» **TO DO**: Reproduce every line of the records, substituting "Major" for each occurrence of "Critical" and leaving all other text unchanged.

(begin)

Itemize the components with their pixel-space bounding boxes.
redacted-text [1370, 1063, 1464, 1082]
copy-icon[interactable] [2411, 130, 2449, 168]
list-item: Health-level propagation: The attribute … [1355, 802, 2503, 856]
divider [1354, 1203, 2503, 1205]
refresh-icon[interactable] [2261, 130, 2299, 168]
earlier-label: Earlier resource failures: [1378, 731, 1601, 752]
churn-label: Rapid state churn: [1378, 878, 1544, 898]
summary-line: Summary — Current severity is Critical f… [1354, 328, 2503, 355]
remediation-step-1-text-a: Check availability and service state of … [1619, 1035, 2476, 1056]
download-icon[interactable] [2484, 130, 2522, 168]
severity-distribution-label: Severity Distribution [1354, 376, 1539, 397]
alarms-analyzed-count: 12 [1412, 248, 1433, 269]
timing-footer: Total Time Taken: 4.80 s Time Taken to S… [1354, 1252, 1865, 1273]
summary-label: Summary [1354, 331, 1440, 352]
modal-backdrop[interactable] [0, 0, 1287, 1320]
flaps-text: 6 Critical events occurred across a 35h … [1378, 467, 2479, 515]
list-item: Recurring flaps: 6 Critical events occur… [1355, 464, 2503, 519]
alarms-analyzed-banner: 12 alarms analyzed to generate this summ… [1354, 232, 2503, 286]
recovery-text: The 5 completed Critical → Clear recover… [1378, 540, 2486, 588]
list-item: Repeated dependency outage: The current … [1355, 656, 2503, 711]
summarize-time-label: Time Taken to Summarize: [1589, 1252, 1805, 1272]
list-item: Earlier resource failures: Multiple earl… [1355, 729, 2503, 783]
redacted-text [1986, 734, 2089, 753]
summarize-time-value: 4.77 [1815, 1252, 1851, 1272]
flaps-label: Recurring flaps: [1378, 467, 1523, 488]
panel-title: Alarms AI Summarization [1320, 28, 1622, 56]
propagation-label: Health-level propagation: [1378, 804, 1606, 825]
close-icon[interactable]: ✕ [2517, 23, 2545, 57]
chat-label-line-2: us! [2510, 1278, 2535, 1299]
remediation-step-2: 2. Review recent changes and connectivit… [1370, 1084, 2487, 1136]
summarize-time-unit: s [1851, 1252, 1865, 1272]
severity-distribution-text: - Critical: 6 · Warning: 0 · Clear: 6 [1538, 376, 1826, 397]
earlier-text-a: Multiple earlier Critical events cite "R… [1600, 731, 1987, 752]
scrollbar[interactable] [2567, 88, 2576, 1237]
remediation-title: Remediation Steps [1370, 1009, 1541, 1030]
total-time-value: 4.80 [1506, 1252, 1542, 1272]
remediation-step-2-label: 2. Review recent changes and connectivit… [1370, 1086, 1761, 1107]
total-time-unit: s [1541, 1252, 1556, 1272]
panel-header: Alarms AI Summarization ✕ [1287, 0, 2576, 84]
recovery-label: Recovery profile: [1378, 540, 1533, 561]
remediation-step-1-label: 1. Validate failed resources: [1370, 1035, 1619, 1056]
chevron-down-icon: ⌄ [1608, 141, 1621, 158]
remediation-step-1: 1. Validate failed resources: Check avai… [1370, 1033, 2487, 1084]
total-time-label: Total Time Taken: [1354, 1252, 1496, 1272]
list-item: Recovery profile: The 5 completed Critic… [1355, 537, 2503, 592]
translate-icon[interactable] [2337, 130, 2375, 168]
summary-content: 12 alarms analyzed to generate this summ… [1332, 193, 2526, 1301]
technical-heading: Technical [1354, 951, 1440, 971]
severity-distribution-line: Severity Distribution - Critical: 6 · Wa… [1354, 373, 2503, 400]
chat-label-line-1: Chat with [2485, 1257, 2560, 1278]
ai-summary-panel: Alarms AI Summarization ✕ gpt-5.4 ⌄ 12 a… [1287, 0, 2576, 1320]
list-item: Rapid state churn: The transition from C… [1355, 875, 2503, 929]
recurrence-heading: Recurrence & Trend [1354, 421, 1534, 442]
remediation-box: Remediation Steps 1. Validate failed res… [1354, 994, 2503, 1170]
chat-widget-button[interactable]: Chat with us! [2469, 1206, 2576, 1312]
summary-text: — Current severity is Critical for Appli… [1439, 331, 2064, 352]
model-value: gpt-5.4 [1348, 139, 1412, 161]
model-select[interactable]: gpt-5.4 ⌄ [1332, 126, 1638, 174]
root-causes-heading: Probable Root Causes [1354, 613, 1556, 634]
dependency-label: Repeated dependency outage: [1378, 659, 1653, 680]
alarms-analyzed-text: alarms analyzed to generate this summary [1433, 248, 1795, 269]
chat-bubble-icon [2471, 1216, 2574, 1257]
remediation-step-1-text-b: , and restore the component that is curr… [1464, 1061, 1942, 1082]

(end)

» **RESULT**:
Itemize the components with their pixel-space bounding boxes.
redacted-text [1370, 1063, 1464, 1082]
copy-icon[interactable] [2411, 130, 2449, 168]
list-item: Health-level propagation: The attribute … [1355, 802, 2503, 856]
divider [1354, 1203, 2503, 1205]
refresh-icon[interactable] [2261, 130, 2299, 168]
earlier-label: Earlier resource failures: [1378, 731, 1601, 752]
churn-label: Rapid state churn: [1378, 878, 1544, 898]
summary-line: Summary — Current severity is Major f… [1354, 328, 2503, 355]
remediation-step-1-text-a: Check availability and service state of … [1619, 1035, 2476, 1056]
download-icon[interactable] [2484, 130, 2522, 168]
severity-distribution-label: Severity Distribution [1354, 376, 1539, 397]
alarms-analyzed-count: 12 [1412, 248, 1433, 269]
timing-footer: Total Time Taken: 4.80 s Time Taken to S… [1354, 1252, 1865, 1273]
summary-label: Summary [1354, 331, 1440, 352]
modal-backdrop[interactable] [0, 0, 1287, 1320]
flaps-text: 6 Major events occurred across a 35h … [1378, 467, 2479, 515]
list-item: Recurring flaps: 6 Major events occur… [1355, 464, 2503, 519]
alarms-analyzed-banner: 12 alarms analyzed to generate this summ… [1354, 232, 2503, 286]
recovery-text: The 5 completed Major → Clear recover… [1378, 540, 2486, 588]
list-item: Repeated dependency outage: The current … [1355, 656, 2503, 711]
summarize-time-label: Time Taken to Summarize: [1589, 1252, 1805, 1272]
list-item: Earlier resource failures: Multiple earl… [1355, 729, 2503, 783]
redacted-text [1986, 734, 2089, 753]
summarize-time-value: 4.77 [1815, 1252, 1851, 1272]
flaps-label: Recurring flaps: [1378, 467, 1523, 488]
panel-title: Alarms AI Summarization [1320, 28, 1622, 56]
propagation-label: Health-level propagation: [1378, 804, 1606, 825]
close-icon[interactable]: ✕ [2517, 23, 2545, 57]
chat-label-line-2: us! [2510, 1278, 2535, 1299]
remediation-step-2: 2. Review recent changes and connectivit… [1370, 1084, 2487, 1136]
summarize-time-unit: s [1851, 1252, 1865, 1272]
severity-distribution-text: - Major: 6 · Warning: 0 · Clear: 6 [1538, 376, 1826, 397]
earlier-text-a: Multiple earlier Major events cite "R… [1600, 731, 1987, 752]
scrollbar[interactable] [2567, 88, 2576, 1237]
remediation-title: Remediation Steps [1370, 1009, 1541, 1030]
total-time-value: 4.80 [1506, 1252, 1542, 1272]
remediation-step-2-label: 2. Review recent changes and connectivit… [1370, 1086, 1761, 1107]
total-time-unit: s [1541, 1252, 1556, 1272]
panel-header: Alarms AI Summarization ✕ [1287, 0, 2576, 84]
recovery-label: Recovery profile: [1378, 540, 1533, 561]
remediation-step-1-label: 1. Validate failed resources: [1370, 1035, 1619, 1056]
chevron-down-icon: ⌄ [1608, 141, 1621, 158]
remediation-step-1: 1. Validate failed resources: Check avai… [1370, 1033, 2487, 1084]
total-time-label: Total Time Taken: [1354, 1252, 1496, 1272]
list-item: Recovery profile: The 5 completed Critic… [1355, 537, 2503, 592]
translate-icon[interactable] [2337, 130, 2375, 168]
summary-content: 12 alarms analyzed to generate this summ… [1332, 193, 2526, 1301]
technical-heading: Technical [1354, 951, 1440, 971]
severity-distribution-line: Severity Distribution - Major: 6 · Wa… [1354, 373, 2503, 400]
chat-label-line-1: Chat with [2485, 1257, 2560, 1278]
ai-summary-panel: Alarms AI Summarization ✕ gpt-5.4 ⌄ 12 a… [1287, 0, 2576, 1320]
list-item: Rapid state churn: The transition from C… [1355, 875, 2503, 929]
recurrence-heading: Recurrence & Trend [1354, 421, 1534, 442]
remediation-box: Remediation Steps 1. Validate failed res… [1354, 994, 2503, 1170]
chat-widget-button[interactable]: Chat with us! [2469, 1206, 2576, 1312]
summary-text: — Current severity is Major for Appli… [1439, 331, 2064, 352]
model-value: gpt-5.4 [1348, 139, 1412, 161]
model-select[interactable]: gpt-5.4 ⌄ [1332, 126, 1638, 174]
root-causes-heading: Probable Root Causes [1354, 613, 1556, 634]
dependency-label: Repeated dependency outage: [1378, 659, 1653, 680]
alarms-analyzed-text: alarms analyzed to generate this summary [1433, 248, 1795, 269]
chat-bubble-icon [2471, 1216, 2574, 1257]
remediation-step-1-text-b: , and restore the component that is curr… [1464, 1061, 1942, 1082]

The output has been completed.